• INSTRUCTION:
Copy out all lines where "relative" appears.

::::

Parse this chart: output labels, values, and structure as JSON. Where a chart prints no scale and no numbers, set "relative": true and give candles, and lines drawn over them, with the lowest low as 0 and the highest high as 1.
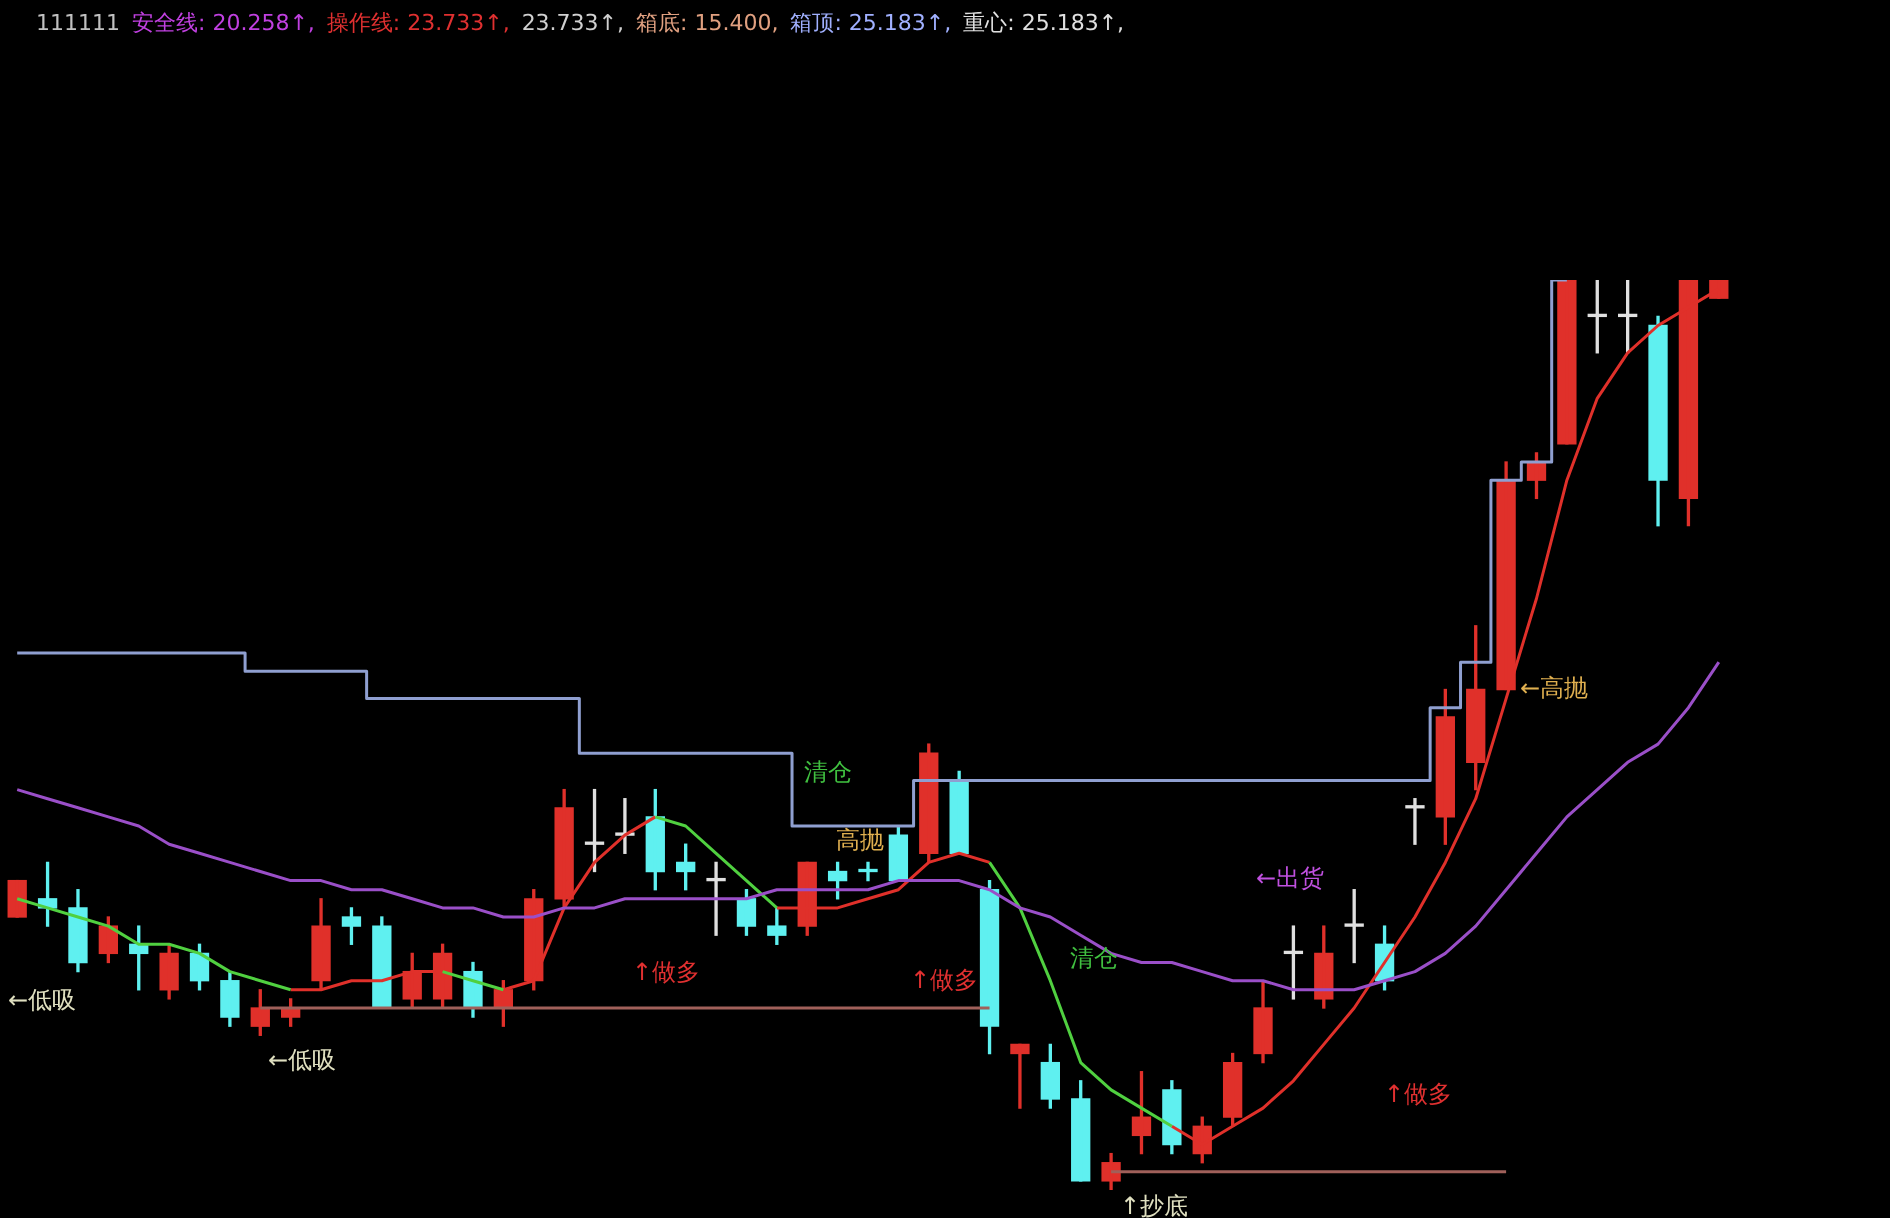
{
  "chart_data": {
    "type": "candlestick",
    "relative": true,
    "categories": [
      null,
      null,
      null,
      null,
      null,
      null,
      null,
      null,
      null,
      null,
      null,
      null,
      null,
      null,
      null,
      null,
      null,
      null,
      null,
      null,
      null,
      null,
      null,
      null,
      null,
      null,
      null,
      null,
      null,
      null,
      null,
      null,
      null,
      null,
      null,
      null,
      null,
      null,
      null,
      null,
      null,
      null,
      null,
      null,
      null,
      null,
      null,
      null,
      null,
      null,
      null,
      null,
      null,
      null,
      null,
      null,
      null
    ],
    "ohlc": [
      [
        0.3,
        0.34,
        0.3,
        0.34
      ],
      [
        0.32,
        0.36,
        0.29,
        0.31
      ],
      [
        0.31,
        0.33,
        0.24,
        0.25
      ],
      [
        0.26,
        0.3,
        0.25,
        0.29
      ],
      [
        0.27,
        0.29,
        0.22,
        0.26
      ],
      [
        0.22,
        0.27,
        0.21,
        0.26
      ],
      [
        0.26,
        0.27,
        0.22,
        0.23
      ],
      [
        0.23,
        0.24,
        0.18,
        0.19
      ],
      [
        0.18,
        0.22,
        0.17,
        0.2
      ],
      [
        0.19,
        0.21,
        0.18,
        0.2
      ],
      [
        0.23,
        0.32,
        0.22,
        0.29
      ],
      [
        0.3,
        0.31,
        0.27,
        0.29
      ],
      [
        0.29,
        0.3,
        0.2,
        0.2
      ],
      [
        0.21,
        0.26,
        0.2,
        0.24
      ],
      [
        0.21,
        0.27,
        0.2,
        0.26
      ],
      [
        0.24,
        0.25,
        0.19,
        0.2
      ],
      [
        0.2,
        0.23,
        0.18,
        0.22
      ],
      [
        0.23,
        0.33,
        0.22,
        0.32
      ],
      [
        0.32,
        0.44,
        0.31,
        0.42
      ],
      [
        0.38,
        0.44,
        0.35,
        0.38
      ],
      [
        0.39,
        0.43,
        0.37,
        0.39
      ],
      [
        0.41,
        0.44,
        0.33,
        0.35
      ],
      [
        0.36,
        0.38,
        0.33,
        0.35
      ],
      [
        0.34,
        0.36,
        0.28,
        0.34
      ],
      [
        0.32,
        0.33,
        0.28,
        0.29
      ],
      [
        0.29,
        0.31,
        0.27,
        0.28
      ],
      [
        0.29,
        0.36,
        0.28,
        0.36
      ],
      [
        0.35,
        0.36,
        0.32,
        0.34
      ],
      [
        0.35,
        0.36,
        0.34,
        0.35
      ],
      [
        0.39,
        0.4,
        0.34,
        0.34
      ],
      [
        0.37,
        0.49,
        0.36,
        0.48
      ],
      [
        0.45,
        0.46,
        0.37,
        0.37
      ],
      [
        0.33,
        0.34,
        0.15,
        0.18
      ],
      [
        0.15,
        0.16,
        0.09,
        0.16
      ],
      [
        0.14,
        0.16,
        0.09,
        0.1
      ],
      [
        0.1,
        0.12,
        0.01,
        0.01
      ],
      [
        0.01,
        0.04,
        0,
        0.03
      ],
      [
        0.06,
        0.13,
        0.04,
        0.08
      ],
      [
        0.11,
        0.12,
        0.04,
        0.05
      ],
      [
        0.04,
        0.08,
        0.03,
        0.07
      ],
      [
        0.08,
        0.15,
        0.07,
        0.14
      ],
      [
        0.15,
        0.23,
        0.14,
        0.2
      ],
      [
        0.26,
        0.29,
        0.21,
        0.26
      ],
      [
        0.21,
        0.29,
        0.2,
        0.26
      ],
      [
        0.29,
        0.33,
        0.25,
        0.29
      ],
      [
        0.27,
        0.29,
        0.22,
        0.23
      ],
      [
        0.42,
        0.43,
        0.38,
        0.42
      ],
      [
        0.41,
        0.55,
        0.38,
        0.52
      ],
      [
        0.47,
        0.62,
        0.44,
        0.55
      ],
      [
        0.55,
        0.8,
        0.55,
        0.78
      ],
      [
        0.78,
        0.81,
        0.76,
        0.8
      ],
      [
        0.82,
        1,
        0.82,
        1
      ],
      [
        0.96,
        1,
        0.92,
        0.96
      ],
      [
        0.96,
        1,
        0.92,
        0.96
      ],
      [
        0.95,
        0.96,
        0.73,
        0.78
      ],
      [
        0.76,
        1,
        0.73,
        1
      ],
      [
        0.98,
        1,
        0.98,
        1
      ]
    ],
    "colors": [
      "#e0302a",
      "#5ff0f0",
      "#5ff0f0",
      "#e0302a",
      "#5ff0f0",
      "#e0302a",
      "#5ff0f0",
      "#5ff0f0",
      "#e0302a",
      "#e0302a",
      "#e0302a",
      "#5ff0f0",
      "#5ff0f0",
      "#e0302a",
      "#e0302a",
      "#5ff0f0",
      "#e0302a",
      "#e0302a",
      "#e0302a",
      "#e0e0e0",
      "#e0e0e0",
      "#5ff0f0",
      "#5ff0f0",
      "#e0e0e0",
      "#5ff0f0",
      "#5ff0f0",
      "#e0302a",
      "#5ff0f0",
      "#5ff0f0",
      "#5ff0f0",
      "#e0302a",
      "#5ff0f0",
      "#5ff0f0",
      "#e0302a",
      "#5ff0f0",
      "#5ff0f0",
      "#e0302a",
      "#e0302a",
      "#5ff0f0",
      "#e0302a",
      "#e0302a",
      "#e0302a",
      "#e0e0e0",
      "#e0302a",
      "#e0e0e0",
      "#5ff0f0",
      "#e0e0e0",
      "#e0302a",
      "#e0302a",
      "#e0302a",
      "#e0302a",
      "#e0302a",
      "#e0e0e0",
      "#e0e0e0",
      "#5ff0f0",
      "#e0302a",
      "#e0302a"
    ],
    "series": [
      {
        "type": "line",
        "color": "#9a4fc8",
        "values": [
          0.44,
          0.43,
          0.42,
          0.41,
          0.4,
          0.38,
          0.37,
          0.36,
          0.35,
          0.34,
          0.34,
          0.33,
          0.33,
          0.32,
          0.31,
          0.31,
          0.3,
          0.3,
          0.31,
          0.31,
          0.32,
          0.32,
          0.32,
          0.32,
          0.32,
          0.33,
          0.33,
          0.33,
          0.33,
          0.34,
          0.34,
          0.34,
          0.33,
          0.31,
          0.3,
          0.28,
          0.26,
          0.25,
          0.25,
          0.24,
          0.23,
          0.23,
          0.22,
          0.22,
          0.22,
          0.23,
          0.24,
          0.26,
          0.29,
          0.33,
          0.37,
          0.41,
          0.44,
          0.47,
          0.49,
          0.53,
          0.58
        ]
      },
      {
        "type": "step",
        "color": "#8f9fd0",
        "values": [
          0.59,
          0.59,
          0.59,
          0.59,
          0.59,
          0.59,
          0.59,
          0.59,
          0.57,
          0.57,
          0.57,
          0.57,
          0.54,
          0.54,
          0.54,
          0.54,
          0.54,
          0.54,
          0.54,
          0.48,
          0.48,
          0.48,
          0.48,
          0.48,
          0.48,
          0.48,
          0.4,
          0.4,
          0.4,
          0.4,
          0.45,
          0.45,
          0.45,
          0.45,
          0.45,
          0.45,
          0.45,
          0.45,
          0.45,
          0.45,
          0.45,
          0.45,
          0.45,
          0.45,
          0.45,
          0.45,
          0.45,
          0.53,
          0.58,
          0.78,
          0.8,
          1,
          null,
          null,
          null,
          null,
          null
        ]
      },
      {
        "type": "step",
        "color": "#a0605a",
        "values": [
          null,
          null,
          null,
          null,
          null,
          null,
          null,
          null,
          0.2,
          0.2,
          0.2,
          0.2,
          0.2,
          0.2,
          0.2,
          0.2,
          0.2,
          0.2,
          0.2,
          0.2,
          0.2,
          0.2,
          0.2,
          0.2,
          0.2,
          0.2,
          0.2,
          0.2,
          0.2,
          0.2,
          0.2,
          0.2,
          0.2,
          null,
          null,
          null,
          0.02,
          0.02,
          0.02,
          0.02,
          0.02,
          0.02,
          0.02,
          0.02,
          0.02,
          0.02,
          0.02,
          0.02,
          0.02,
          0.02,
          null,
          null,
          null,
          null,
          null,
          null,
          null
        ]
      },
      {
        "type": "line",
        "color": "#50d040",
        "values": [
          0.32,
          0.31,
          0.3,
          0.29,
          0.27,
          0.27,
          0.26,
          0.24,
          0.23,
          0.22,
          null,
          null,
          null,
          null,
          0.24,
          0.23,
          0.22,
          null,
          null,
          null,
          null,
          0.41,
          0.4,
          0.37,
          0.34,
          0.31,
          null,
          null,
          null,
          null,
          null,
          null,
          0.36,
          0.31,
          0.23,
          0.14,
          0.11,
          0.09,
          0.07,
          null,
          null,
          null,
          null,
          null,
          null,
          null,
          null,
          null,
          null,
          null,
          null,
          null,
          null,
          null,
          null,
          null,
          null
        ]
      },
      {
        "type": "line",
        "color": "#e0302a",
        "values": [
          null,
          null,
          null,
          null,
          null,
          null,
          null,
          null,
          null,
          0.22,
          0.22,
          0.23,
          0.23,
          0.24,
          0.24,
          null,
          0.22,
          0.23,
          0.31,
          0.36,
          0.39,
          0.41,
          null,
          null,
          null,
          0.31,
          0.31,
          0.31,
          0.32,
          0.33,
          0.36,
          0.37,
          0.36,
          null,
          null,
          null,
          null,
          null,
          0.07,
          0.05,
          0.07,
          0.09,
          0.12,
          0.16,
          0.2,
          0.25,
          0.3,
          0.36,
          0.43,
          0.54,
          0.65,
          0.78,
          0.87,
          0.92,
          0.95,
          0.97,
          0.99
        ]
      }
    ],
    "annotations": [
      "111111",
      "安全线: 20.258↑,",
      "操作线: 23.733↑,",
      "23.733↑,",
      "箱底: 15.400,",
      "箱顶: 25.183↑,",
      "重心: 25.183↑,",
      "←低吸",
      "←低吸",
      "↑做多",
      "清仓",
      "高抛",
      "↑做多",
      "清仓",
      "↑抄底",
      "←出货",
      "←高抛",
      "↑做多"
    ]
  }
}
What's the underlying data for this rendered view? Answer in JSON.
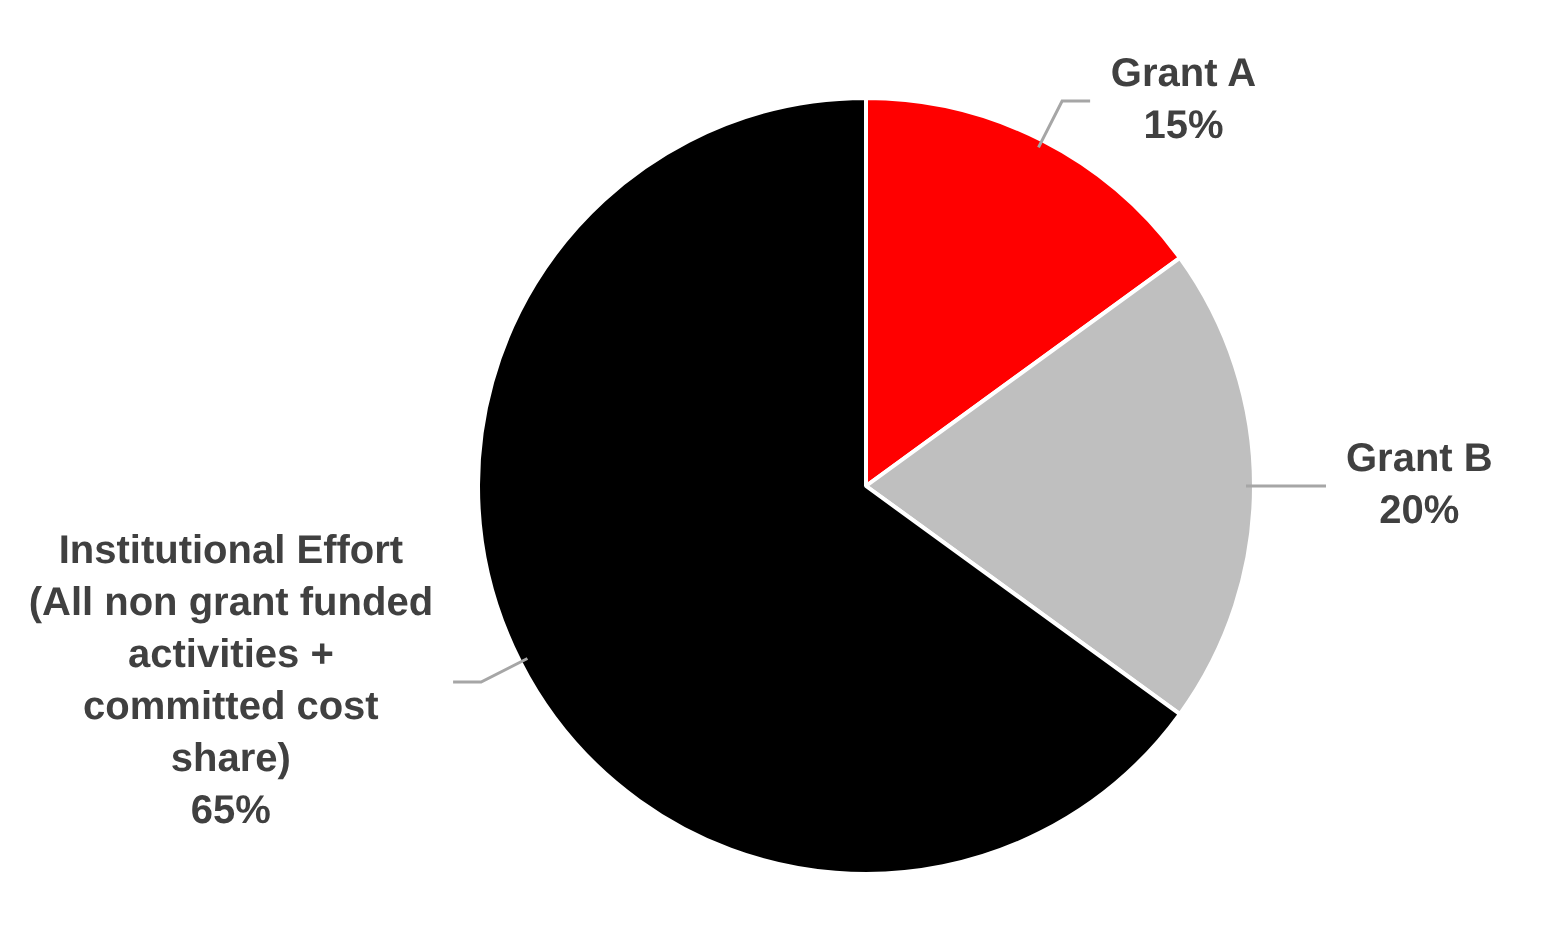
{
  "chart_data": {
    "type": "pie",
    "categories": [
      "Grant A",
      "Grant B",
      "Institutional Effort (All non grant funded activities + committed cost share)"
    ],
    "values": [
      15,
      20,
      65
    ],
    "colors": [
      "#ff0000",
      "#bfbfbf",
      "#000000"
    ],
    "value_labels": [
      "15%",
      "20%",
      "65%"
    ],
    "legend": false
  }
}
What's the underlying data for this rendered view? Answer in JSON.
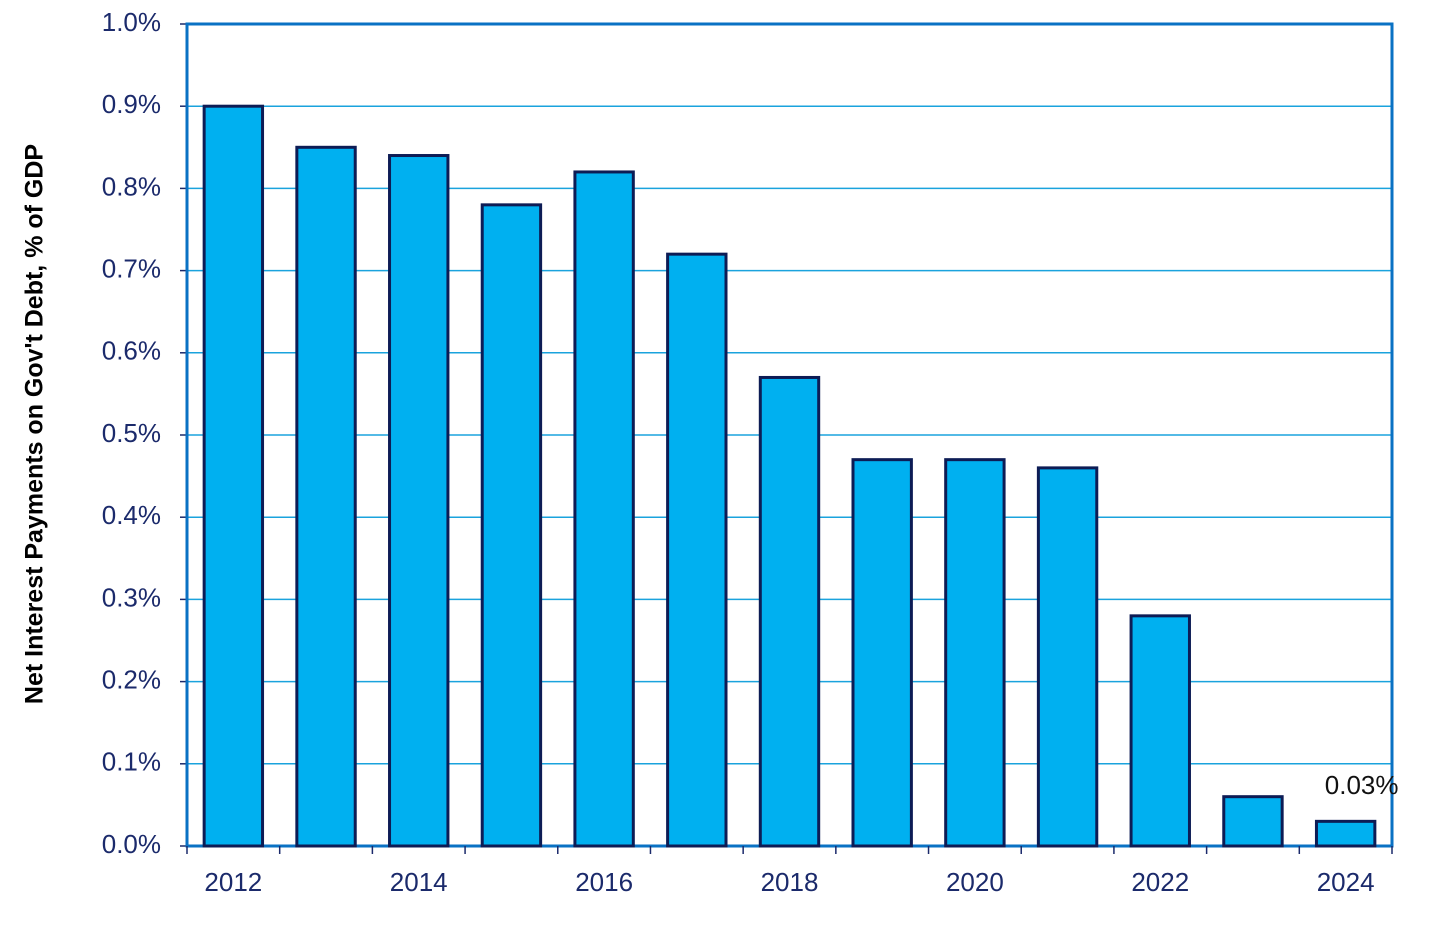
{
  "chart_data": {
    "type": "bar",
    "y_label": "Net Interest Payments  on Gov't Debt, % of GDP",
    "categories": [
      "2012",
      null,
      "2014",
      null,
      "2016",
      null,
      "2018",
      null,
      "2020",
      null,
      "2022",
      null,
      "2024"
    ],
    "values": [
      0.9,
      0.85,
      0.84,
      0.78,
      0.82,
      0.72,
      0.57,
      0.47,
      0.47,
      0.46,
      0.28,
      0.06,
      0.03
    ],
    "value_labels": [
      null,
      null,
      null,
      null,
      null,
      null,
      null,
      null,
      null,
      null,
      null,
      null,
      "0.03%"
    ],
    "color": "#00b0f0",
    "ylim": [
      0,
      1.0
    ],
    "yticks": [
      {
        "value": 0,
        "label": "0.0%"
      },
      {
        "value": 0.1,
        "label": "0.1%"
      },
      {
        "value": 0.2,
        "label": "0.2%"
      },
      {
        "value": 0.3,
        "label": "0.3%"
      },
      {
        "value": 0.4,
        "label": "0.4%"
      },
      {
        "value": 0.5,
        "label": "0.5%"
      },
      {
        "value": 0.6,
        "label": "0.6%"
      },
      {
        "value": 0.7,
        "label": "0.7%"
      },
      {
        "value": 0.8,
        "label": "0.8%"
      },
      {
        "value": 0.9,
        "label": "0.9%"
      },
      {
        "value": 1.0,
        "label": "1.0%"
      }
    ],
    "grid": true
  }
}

::::

• EXERCISE ANSWER:
Parse this chart: output labels, values, and structure as JSON. Where a chart prints no scale and no numbers, set "relative": true and give candles, and lines drawn over them, with the lowest low as 0 and the highest high as 1.
    "relative": true,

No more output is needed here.